§ **Your task**: Restate each of the lines below word for word and drop every picture.

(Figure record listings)
◇ ◇ ◇ ◇ ◇ ◇ ◇
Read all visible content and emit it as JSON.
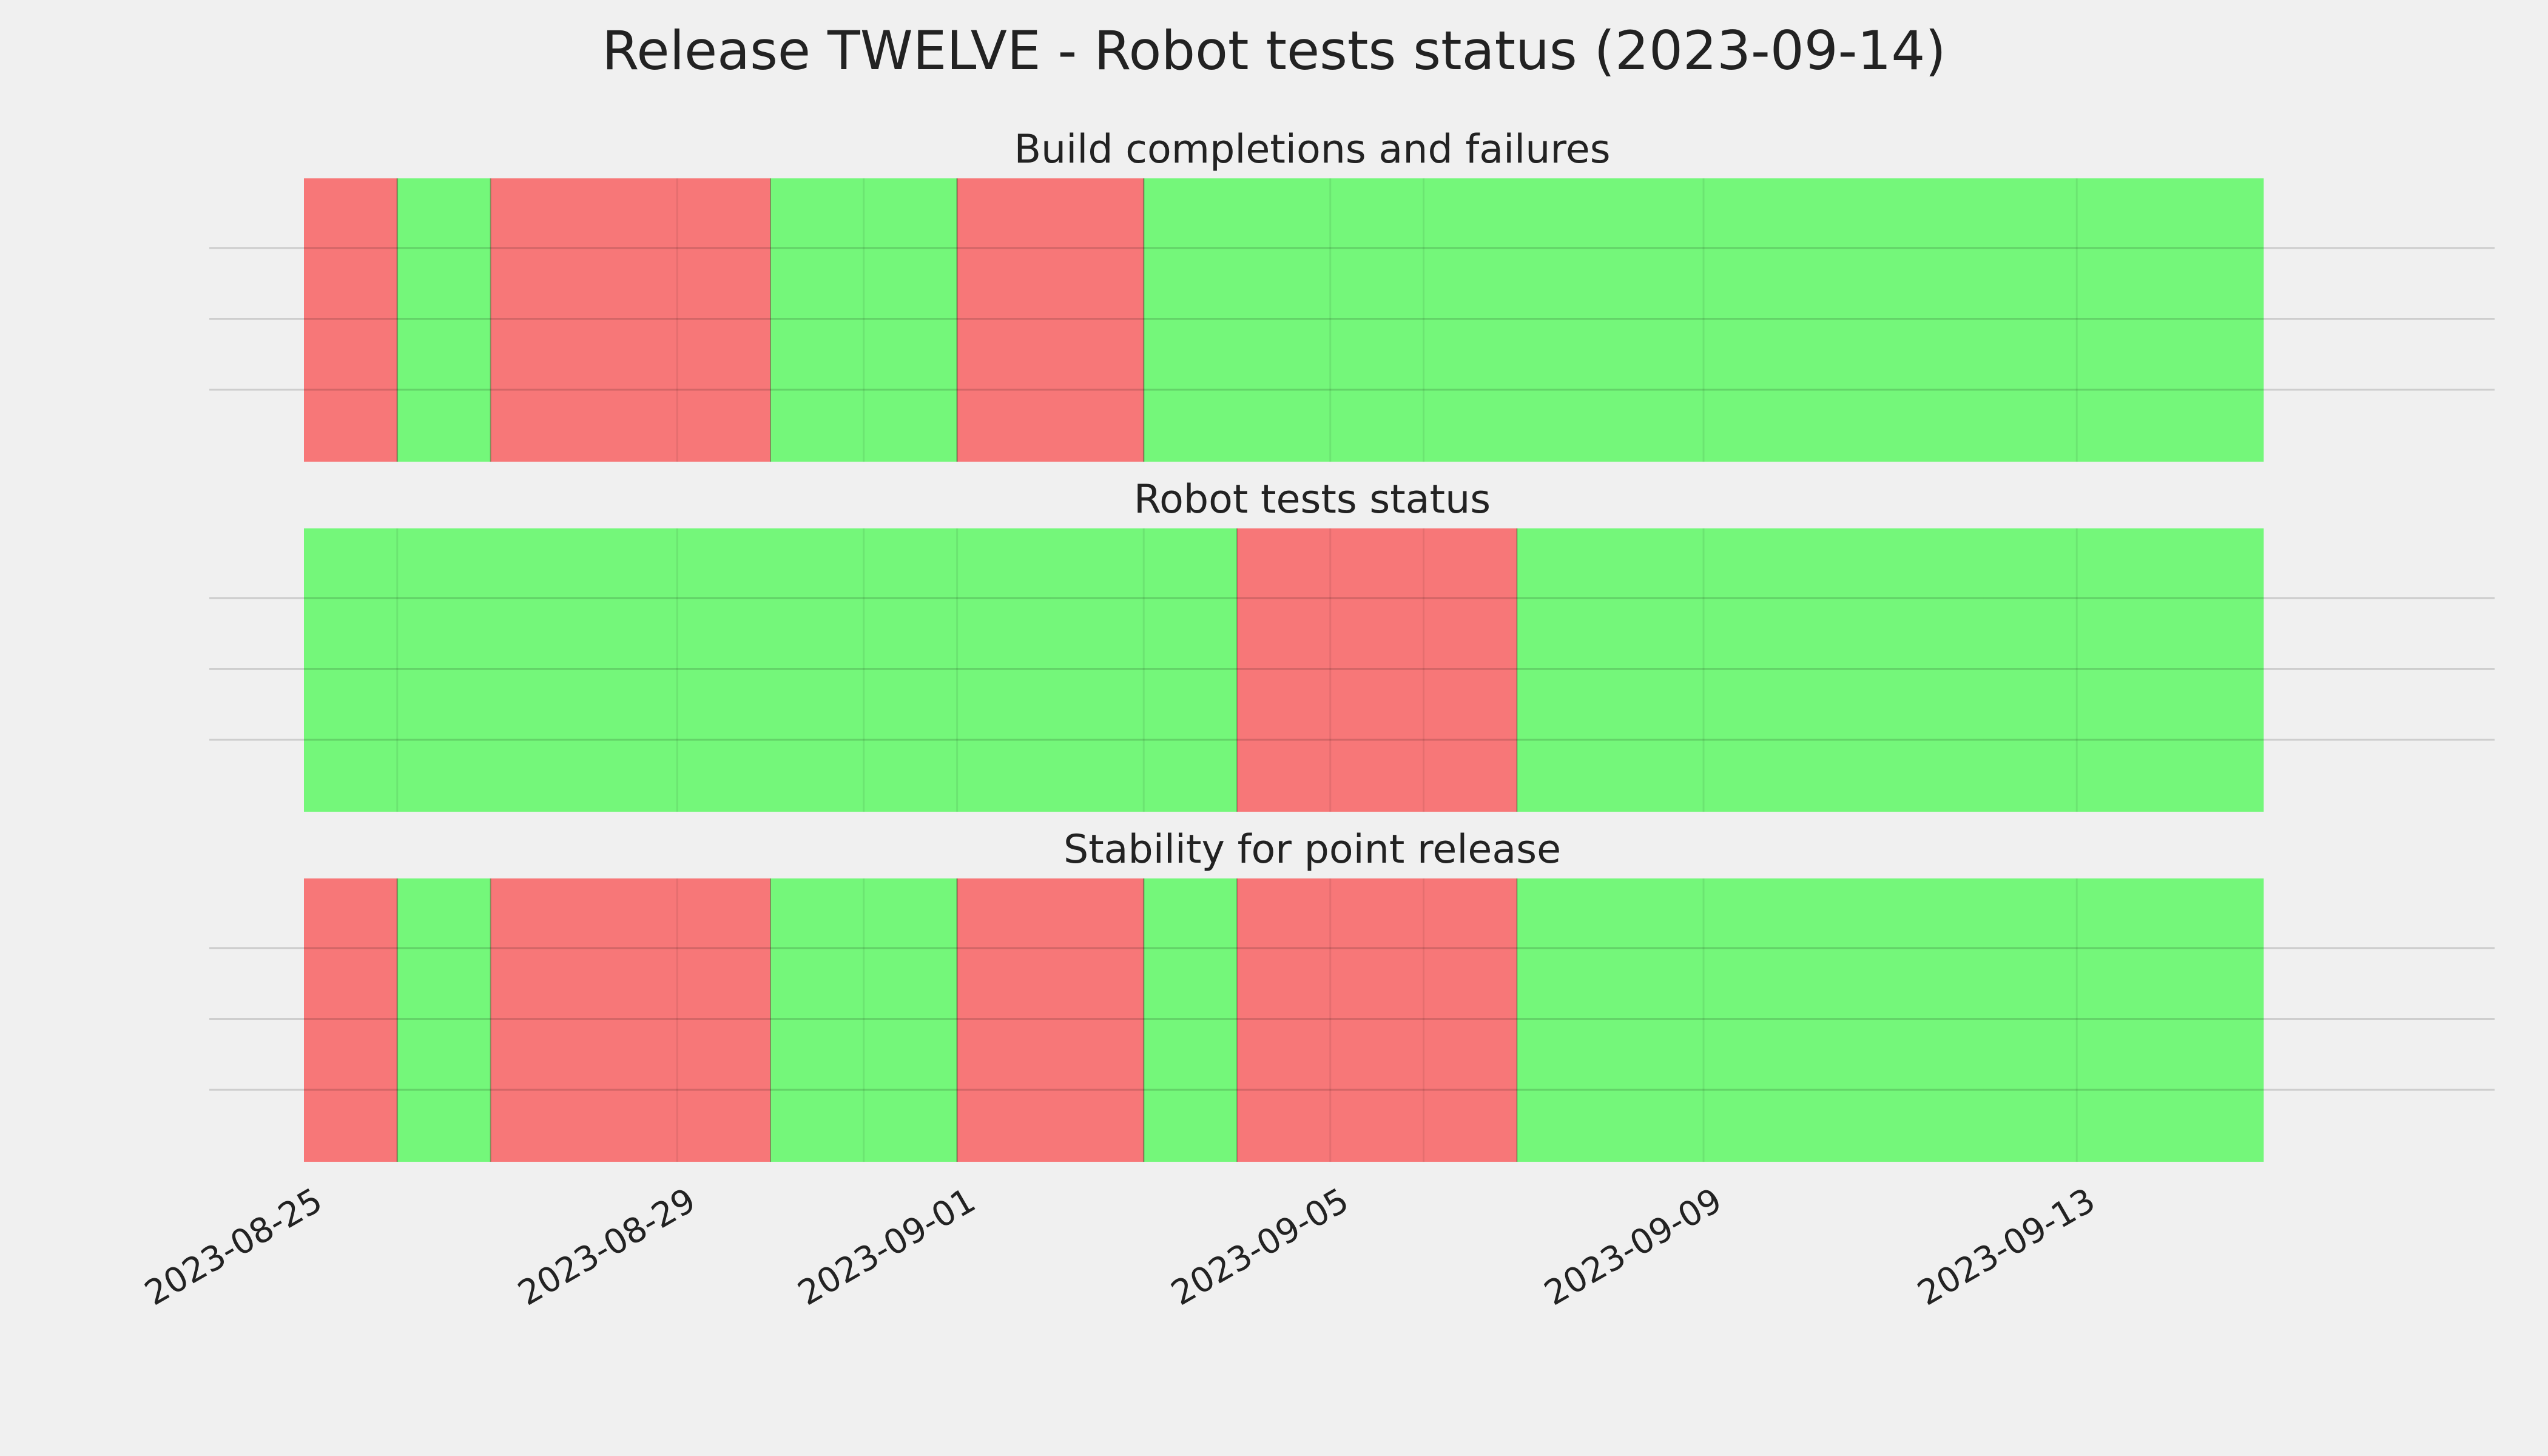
{
  "chart_data": {
    "type": "timeline",
    "title": "Release TWELVE - Robot tests status (2023-09-14)",
    "x_range": [
      "2023-08-25",
      "2023-09-15"
    ],
    "x_ticks": [
      "2023-08-25",
      "2023-08-29",
      "2023-09-01",
      "2023-09-05",
      "2023-09-09",
      "2023-09-13"
    ],
    "day_gridlines": [
      "2023-08-26",
      "2023-08-29",
      "2023-08-31",
      "2023-09-01",
      "2023-09-03",
      "2023-09-05",
      "2023-09-06",
      "2023-09-09",
      "2023-09-13"
    ],
    "colors": {
      "pass": "#74f77a",
      "fail": "#f77778",
      "background": "#f0f0f0"
    },
    "grid": true,
    "panels": [
      {
        "title": "Build completions and failures",
        "days": [
          {
            "date": "2023-08-25",
            "status": "fail"
          },
          {
            "date": "2023-08-26",
            "status": "pass"
          },
          {
            "date": "2023-08-27",
            "status": "fail"
          },
          {
            "date": "2023-08-28",
            "status": "fail"
          },
          {
            "date": "2023-08-29",
            "status": "fail"
          },
          {
            "date": "2023-08-30",
            "status": "pass"
          },
          {
            "date": "2023-08-31",
            "status": "pass"
          },
          {
            "date": "2023-09-01",
            "status": "fail"
          },
          {
            "date": "2023-09-02",
            "status": "fail"
          },
          {
            "date": "2023-09-03",
            "status": "pass"
          },
          {
            "date": "2023-09-04",
            "status": "pass"
          },
          {
            "date": "2023-09-05",
            "status": "pass"
          },
          {
            "date": "2023-09-06",
            "status": "pass"
          },
          {
            "date": "2023-09-07",
            "status": "pass"
          },
          {
            "date": "2023-09-08",
            "status": "pass"
          },
          {
            "date": "2023-09-09",
            "status": "pass"
          },
          {
            "date": "2023-09-10",
            "status": "pass"
          },
          {
            "date": "2023-09-11",
            "status": "pass"
          },
          {
            "date": "2023-09-12",
            "status": "pass"
          },
          {
            "date": "2023-09-13",
            "status": "pass"
          },
          {
            "date": "2023-09-14",
            "status": "pass"
          }
        ]
      },
      {
        "title": "Robot tests status",
        "days": [
          {
            "date": "2023-08-25",
            "status": "pass"
          },
          {
            "date": "2023-08-26",
            "status": "pass"
          },
          {
            "date": "2023-08-27",
            "status": "pass"
          },
          {
            "date": "2023-08-28",
            "status": "pass"
          },
          {
            "date": "2023-08-29",
            "status": "pass"
          },
          {
            "date": "2023-08-30",
            "status": "pass"
          },
          {
            "date": "2023-08-31",
            "status": "pass"
          },
          {
            "date": "2023-09-01",
            "status": "pass"
          },
          {
            "date": "2023-09-02",
            "status": "pass"
          },
          {
            "date": "2023-09-03",
            "status": "pass"
          },
          {
            "date": "2023-09-04",
            "status": "fail"
          },
          {
            "date": "2023-09-05",
            "status": "fail"
          },
          {
            "date": "2023-09-06",
            "status": "fail"
          },
          {
            "date": "2023-09-07",
            "status": "pass"
          },
          {
            "date": "2023-09-08",
            "status": "pass"
          },
          {
            "date": "2023-09-09",
            "status": "pass"
          },
          {
            "date": "2023-09-10",
            "status": "pass"
          },
          {
            "date": "2023-09-11",
            "status": "pass"
          },
          {
            "date": "2023-09-12",
            "status": "pass"
          },
          {
            "date": "2023-09-13",
            "status": "pass"
          },
          {
            "date": "2023-09-14",
            "status": "pass"
          }
        ]
      },
      {
        "title": "Stability for point release",
        "days": [
          {
            "date": "2023-08-25",
            "status": "fail"
          },
          {
            "date": "2023-08-26",
            "status": "pass"
          },
          {
            "date": "2023-08-27",
            "status": "fail"
          },
          {
            "date": "2023-08-28",
            "status": "fail"
          },
          {
            "date": "2023-08-29",
            "status": "fail"
          },
          {
            "date": "2023-08-30",
            "status": "pass"
          },
          {
            "date": "2023-08-31",
            "status": "pass"
          },
          {
            "date": "2023-09-01",
            "status": "fail"
          },
          {
            "date": "2023-09-02",
            "status": "fail"
          },
          {
            "date": "2023-09-03",
            "status": "pass"
          },
          {
            "date": "2023-09-04",
            "status": "fail"
          },
          {
            "date": "2023-09-05",
            "status": "fail"
          },
          {
            "date": "2023-09-06",
            "status": "fail"
          },
          {
            "date": "2023-09-07",
            "status": "pass"
          },
          {
            "date": "2023-09-08",
            "status": "pass"
          },
          {
            "date": "2023-09-09",
            "status": "pass"
          },
          {
            "date": "2023-09-10",
            "status": "pass"
          },
          {
            "date": "2023-09-11",
            "status": "pass"
          },
          {
            "date": "2023-09-12",
            "status": "pass"
          },
          {
            "date": "2023-09-13",
            "status": "pass"
          },
          {
            "date": "2023-09-14",
            "status": "pass"
          }
        ]
      }
    ]
  }
}
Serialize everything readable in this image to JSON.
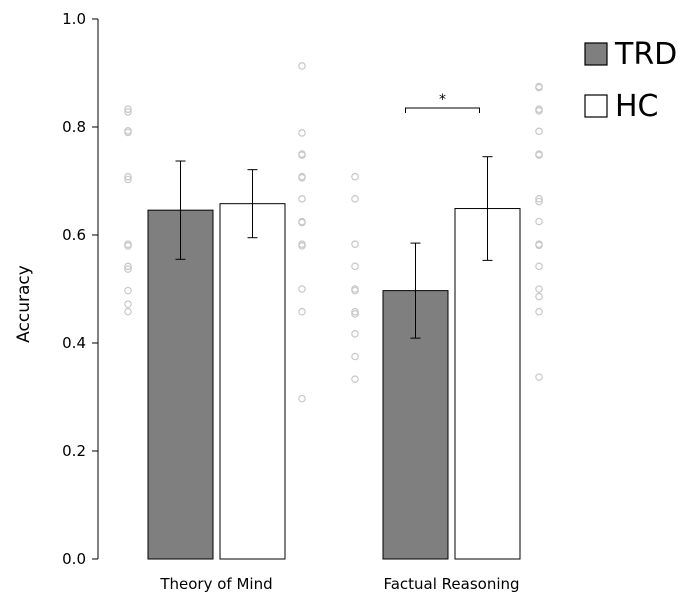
{
  "chart_data": {
    "type": "bar",
    "title": "",
    "xlabel": "",
    "ylabel": "Accuracy",
    "ylim": [
      0,
      1.0
    ],
    "yticks": [
      "0.0",
      "0.2",
      "0.4",
      "0.6",
      "0.8",
      "1.0"
    ],
    "categories": [
      "Theory of Mind",
      "Factual Reasoning"
    ],
    "series": [
      {
        "name": "TRD",
        "color": "#7f7f7f",
        "values": [
          0.646,
          0.497
        ],
        "error": [
          0.091,
          0.088
        ],
        "points": [
          [
            0.833,
            0.828,
            0.793,
            0.79,
            0.708,
            0.703,
            0.583,
            0.58,
            0.542,
            0.537,
            0.497,
            0.472,
            0.458
          ],
          [
            0.708,
            0.667,
            0.583,
            0.542,
            0.5,
            0.497,
            0.458,
            0.454,
            0.417,
            0.375,
            0.333
          ]
        ]
      },
      {
        "name": "HC",
        "color": "#ffffff",
        "values": [
          0.658,
          0.649
        ],
        "error": [
          0.063,
          0.096
        ],
        "points": [
          [
            0.913,
            0.789,
            0.75,
            0.748,
            0.708,
            0.706,
            0.667,
            0.625,
            0.623,
            0.583,
            0.58,
            0.5,
            0.458,
            0.297
          ],
          [
            0.875,
            0.873,
            0.833,
            0.83,
            0.792,
            0.75,
            0.748,
            0.667,
            0.662,
            0.625,
            0.583,
            0.581,
            0.542,
            0.5,
            0.486,
            0.458,
            0.337
          ]
        ]
      }
    ],
    "significance": [
      {
        "category": "Factual Reasoning",
        "label": "*"
      }
    ],
    "legend_position": "top-right",
    "grid": false
  }
}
◇ ◇ ◇ ◇ ◇ ◇ ◇
§ **The solution**:
Read all visible content and emit it as JSON.
{
  "chart_data": {
    "type": "timeline",
    "title": "Release TWELVE - Robot tests status (2023-09-14)",
    "x_range": [
      "2023-08-25",
      "2023-09-15"
    ],
    "x_ticks": [
      "2023-08-25",
      "2023-08-29",
      "2023-09-01",
      "2023-09-05",
      "2023-09-09",
      "2023-09-13"
    ],
    "day_gridlines": [
      "2023-08-26",
      "2023-08-29",
      "2023-08-31",
      "2023-09-01",
      "2023-09-03",
      "2023-09-05",
      "2023-09-06",
      "2023-09-09",
      "2023-09-13"
    ],
    "colors": {
      "pass": "#74f77a",
      "fail": "#f77778",
      "background": "#f0f0f0"
    },
    "grid": true,
    "panels": [
      {
        "title": "Build completions and failures",
        "days": [
          {
            "date": "2023-08-25",
            "status": "fail"
          },
          {
            "date": "2023-08-26",
            "status": "pass"
          },
          {
            "date": "2023-08-27",
            "status": "fail"
          },
          {
            "date": "2023-08-28",
            "status": "fail"
          },
          {
            "date": "2023-08-29",
            "status": "fail"
          },
          {
            "date": "2023-08-30",
            "status": "pass"
          },
          {
            "date": "2023-08-31",
            "status": "pass"
          },
          {
            "date": "2023-09-01",
            "status": "fail"
          },
          {
            "date": "2023-09-02",
            "status": "fail"
          },
          {
            "date": "2023-09-03",
            "status": "pass"
          },
          {
            "date": "2023-09-04",
            "status": "pass"
          },
          {
            "date": "2023-09-05",
            "status": "pass"
          },
          {
            "date": "2023-09-06",
            "status": "pass"
          },
          {
            "date": "2023-09-07",
            "status": "pass"
          },
          {
            "date": "2023-09-08",
            "status": "pass"
          },
          {
            "date": "2023-09-09",
            "status": "pass"
          },
          {
            "date": "2023-09-10",
            "status": "pass"
          },
          {
            "date": "2023-09-11",
            "status": "pass"
          },
          {
            "date": "2023-09-12",
            "status": "pass"
          },
          {
            "date": "2023-09-13",
            "status": "pass"
          },
          {
            "date": "2023-09-14",
            "status": "pass"
          }
        ]
      },
      {
        "title": "Robot tests status",
        "days": [
          {
            "date": "2023-08-25",
            "status": "pass"
          },
          {
            "date": "2023-08-26",
            "status": "pass"
          },
          {
            "date": "2023-08-27",
            "status": "pass"
          },
          {
            "date": "2023-08-28",
            "status": "pass"
          },
          {
            "date": "2023-08-29",
            "status": "pass"
          },
          {
            "date": "2023-08-30",
            "status": "pass"
          },
          {
            "date": "2023-08-31",
            "status": "pass"
          },
          {
            "date": "2023-09-01",
            "status": "pass"
          },
          {
            "date": "2023-09-02",
            "status": "pass"
          },
          {
            "date": "2023-09-03",
            "status": "pass"
          },
          {
            "date": "2023-09-04",
            "status": "fail"
          },
          {
            "date": "2023-09-05",
            "status": "fail"
          },
          {
            "date": "2023-09-06",
            "status": "fail"
          },
          {
            "date": "2023-09-07",
            "status": "pass"
          },
          {
            "date": "2023-09-08",
            "status": "pass"
          },
          {
            "date": "2023-09-09",
            "status": "pass"
          },
          {
            "date": "2023-09-10",
            "status": "pass"
          },
          {
            "date": "2023-09-11",
            "status": "pass"
          },
          {
            "date": "2023-09-12",
            "status": "pass"
          },
          {
            "date": "2023-09-13",
            "status": "pass"
          },
          {
            "date": "2023-09-14",
            "status": "pass"
          }
        ]
      },
      {
        "title": "Stability for point release",
        "days": [
          {
            "date": "2023-08-25",
            "status": "fail"
          },
          {
            "date": "2023-08-26",
            "status": "pass"
          },
          {
            "date": "2023-08-27",
            "status": "fail"
          },
          {
            "date": "2023-08-28",
            "status": "fail"
          },
          {
            "date": "2023-08-29",
            "status": "fail"
          },
          {
            "date": "2023-08-30",
            "status": "pass"
          },
          {
            "date": "2023-08-31",
            "status": "pass"
          },
          {
            "date": "2023-09-01",
            "status": "fail"
          },
          {
            "date": "2023-09-02",
            "status": "fail"
          },
          {
            "date": "2023-09-03",
            "status": "pass"
          },
          {
            "date": "2023-09-04",
            "status": "fail"
          },
          {
            "date": "2023-09-05",
            "status": "fail"
          },
          {
            "date": "2023-09-06",
            "status": "fail"
          },
          {
            "date": "2023-09-07",
            "status": "pass"
          },
          {
            "date": "2023-09-08",
            "status": "pass"
          },
          {
            "date": "2023-09-09",
            "status": "pass"
          },
          {
            "date": "2023-09-10",
            "status": "pass"
          },
          {
            "date": "2023-09-11",
            "status": "pass"
          },
          {
            "date": "2023-09-12",
            "status": "pass"
          },
          {
            "date": "2023-09-13",
            "status": "pass"
          },
          {
            "date": "2023-09-14",
            "status": "pass"
          }
        ]
      }
    ]
  }
}
Serialize everything readable in this image to JSON.
{
  "chart_data": {
    "type": "bar",
    "title": "",
    "xlabel": "",
    "ylabel": "Accuracy",
    "ylim": [
      0,
      1.0
    ],
    "yticks": [
      "0.0",
      "0.2",
      "0.4",
      "0.6",
      "0.8",
      "1.0"
    ],
    "categories": [
      "Theory of Mind",
      "Factual Reasoning"
    ],
    "series": [
      {
        "name": "TRD",
        "color": "#7f7f7f",
        "values": [
          0.646,
          0.497
        ],
        "error": [
          0.091,
          0.088
        ],
        "points": [
          [
            0.833,
            0.828,
            0.793,
            0.79,
            0.708,
            0.703,
            0.583,
            0.58,
            0.542,
            0.537,
            0.497,
            0.472,
            0.458
          ],
          [
            0.708,
            0.667,
            0.583,
            0.542,
            0.5,
            0.497,
            0.458,
            0.454,
            0.417,
            0.375,
            0.333
          ]
        ]
      },
      {
        "name": "HC",
        "color": "#ffffff",
        "values": [
          0.658,
          0.649
        ],
        "error": [
          0.063,
          0.096
        ],
        "points": [
          [
            0.913,
            0.789,
            0.75,
            0.748,
            0.708,
            0.706,
            0.667,
            0.625,
            0.623,
            0.583,
            0.58,
            0.5,
            0.458,
            0.297
          ],
          [
            0.875,
            0.873,
            0.833,
            0.83,
            0.792,
            0.75,
            0.748,
            0.667,
            0.662,
            0.625,
            0.583,
            0.581,
            0.542,
            0.5,
            0.486,
            0.458,
            0.337
          ]
        ]
      }
    ],
    "significance": [
      {
        "category": "Factual Reasoning",
        "label": "*"
      }
    ],
    "legend_position": "top-right",
    "grid": false
  }
}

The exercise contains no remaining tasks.